* [Records contained in a dataset]:

────

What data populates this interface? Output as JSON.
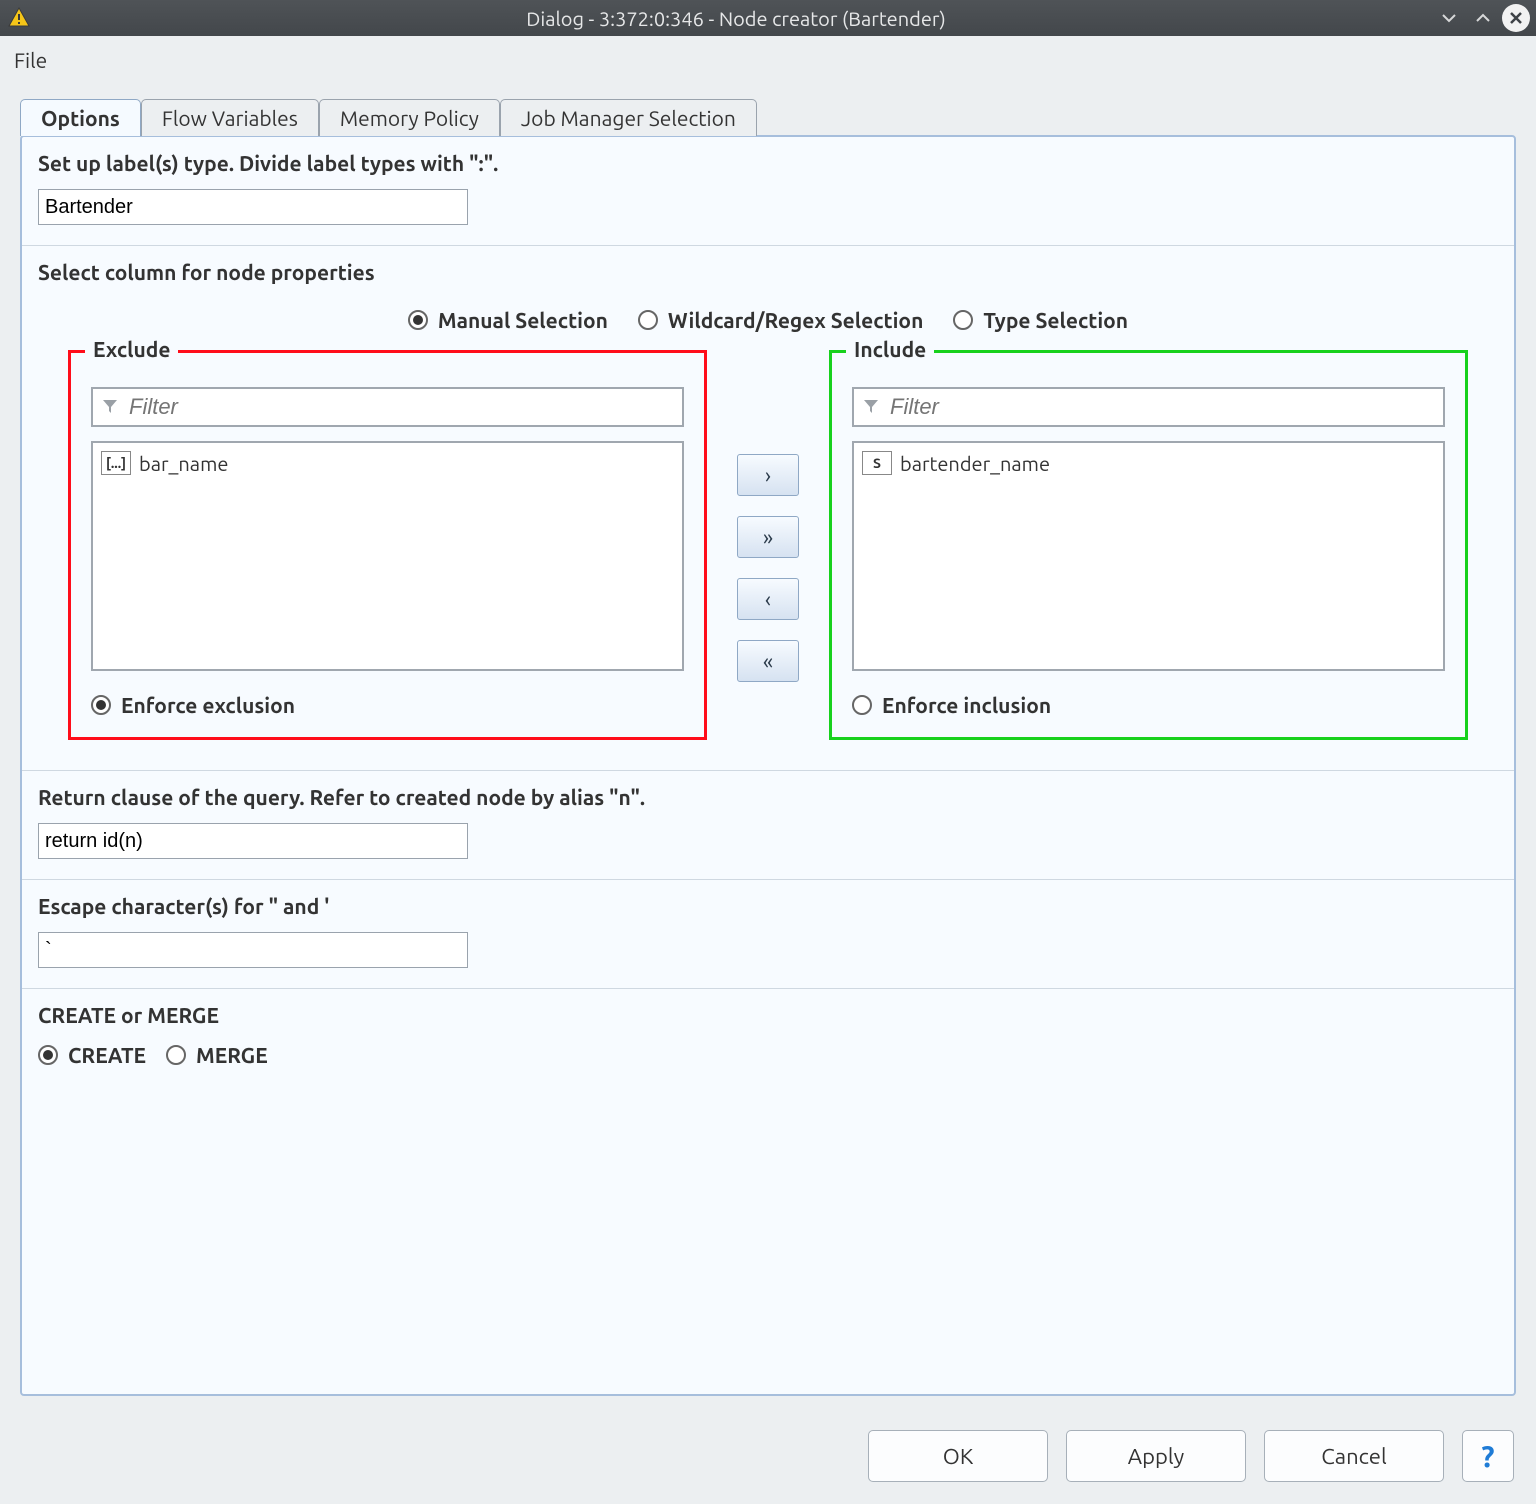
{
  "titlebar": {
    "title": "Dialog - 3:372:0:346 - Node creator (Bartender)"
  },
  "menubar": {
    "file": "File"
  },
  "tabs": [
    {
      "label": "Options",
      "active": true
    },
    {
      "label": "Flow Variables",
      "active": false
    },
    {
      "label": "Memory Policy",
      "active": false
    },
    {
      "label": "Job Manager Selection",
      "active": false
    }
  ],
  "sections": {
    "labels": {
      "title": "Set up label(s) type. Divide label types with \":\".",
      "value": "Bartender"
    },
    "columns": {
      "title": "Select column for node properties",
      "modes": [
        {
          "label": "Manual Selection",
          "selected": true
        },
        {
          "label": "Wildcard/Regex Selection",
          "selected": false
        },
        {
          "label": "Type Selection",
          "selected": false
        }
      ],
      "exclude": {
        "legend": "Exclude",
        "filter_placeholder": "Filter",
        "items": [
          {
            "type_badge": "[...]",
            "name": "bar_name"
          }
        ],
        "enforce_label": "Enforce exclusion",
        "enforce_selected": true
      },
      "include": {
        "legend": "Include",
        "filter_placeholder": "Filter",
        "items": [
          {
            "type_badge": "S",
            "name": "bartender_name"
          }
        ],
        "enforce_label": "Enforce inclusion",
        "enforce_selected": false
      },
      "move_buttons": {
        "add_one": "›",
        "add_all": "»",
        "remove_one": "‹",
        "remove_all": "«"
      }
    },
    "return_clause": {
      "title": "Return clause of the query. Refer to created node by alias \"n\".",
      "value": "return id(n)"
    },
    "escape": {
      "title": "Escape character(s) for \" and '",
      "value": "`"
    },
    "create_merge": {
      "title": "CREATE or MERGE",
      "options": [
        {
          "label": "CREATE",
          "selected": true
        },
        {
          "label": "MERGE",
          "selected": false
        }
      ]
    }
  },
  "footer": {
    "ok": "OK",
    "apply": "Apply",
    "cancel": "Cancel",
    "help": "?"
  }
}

────

* [Work required]: Excluding the pictures, restate the records above word for word.

* [Full output]:
What data populates this interface? Output as JSON.
{
  "titlebar": {
    "title": "Dialog - 3:372:0:346 - Node creator (Bartender)"
  },
  "menubar": {
    "file": "File"
  },
  "tabs": [
    {
      "label": "Options",
      "active": true
    },
    {
      "label": "Flow Variables",
      "active": false
    },
    {
      "label": "Memory Policy",
      "active": false
    },
    {
      "label": "Job Manager Selection",
      "active": false
    }
  ],
  "sections": {
    "labels": {
      "title": "Set up label(s) type. Divide label types with \":\".",
      "value": "Bartender"
    },
    "columns": {
      "title": "Select column for node properties",
      "modes": [
        {
          "label": "Manual Selection",
          "selected": true
        },
        {
          "label": "Wildcard/Regex Selection",
          "selected": false
        },
        {
          "label": "Type Selection",
          "selected": false
        }
      ],
      "exclude": {
        "legend": "Exclude",
        "filter_placeholder": "Filter",
        "items": [
          {
            "type_badge": "[...]",
            "name": "bar_name"
          }
        ],
        "enforce_label": "Enforce exclusion",
        "enforce_selected": true
      },
      "include": {
        "legend": "Include",
        "filter_placeholder": "Filter",
        "items": [
          {
            "type_badge": "S",
            "name": "bartender_name"
          }
        ],
        "enforce_label": "Enforce inclusion",
        "enforce_selected": false
      },
      "move_buttons": {
        "add_one": "›",
        "add_all": "»",
        "remove_one": "‹",
        "remove_all": "«"
      }
    },
    "return_clause": {
      "title": "Return clause of the query. Refer to created node by alias \"n\".",
      "value": "return id(n)"
    },
    "escape": {
      "title": "Escape character(s) for \" and '",
      "value": "`"
    },
    "create_merge": {
      "title": "CREATE or MERGE",
      "options": [
        {
          "label": "CREATE",
          "selected": true
        },
        {
          "label": "MERGE",
          "selected": false
        }
      ]
    }
  },
  "footer": {
    "ok": "OK",
    "apply": "Apply",
    "cancel": "Cancel",
    "help": "?"
  }
}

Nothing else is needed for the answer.